■ AIM OF THE TASK ■
Go through the data below and return each line containing the word "Sugars".

■ GIVEN RECORDS ■
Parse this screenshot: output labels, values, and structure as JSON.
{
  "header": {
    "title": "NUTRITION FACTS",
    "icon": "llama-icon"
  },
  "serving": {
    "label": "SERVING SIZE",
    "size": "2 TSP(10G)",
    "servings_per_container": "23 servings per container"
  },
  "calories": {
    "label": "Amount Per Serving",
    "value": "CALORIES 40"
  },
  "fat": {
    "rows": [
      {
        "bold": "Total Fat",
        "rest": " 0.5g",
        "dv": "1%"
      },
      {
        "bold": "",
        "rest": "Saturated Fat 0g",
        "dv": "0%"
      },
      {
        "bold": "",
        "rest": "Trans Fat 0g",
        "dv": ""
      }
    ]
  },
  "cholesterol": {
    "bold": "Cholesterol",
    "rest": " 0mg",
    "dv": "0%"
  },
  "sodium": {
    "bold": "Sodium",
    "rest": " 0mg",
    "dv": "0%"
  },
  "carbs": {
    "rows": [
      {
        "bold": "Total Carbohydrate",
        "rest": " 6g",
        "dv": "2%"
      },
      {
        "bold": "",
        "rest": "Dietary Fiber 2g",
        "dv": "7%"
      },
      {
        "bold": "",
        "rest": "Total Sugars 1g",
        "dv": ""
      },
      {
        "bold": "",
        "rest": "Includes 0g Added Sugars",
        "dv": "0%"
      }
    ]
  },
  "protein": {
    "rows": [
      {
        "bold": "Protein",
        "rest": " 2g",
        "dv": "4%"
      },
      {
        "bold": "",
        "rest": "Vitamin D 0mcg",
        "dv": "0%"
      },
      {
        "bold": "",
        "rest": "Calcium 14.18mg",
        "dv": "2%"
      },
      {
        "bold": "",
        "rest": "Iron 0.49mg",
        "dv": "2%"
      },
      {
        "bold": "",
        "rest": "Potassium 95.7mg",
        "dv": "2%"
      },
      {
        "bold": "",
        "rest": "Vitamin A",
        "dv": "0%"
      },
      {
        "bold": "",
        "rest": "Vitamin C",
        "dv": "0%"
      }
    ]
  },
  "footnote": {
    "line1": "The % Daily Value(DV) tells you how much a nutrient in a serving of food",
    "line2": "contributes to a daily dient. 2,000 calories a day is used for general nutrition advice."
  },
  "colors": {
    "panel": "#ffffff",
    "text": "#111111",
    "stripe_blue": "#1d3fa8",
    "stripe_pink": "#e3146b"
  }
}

■ TASK RESULT ■
        "rest": "Total Sugars 1g",
        "rest": "Includes 0g Added Sugars",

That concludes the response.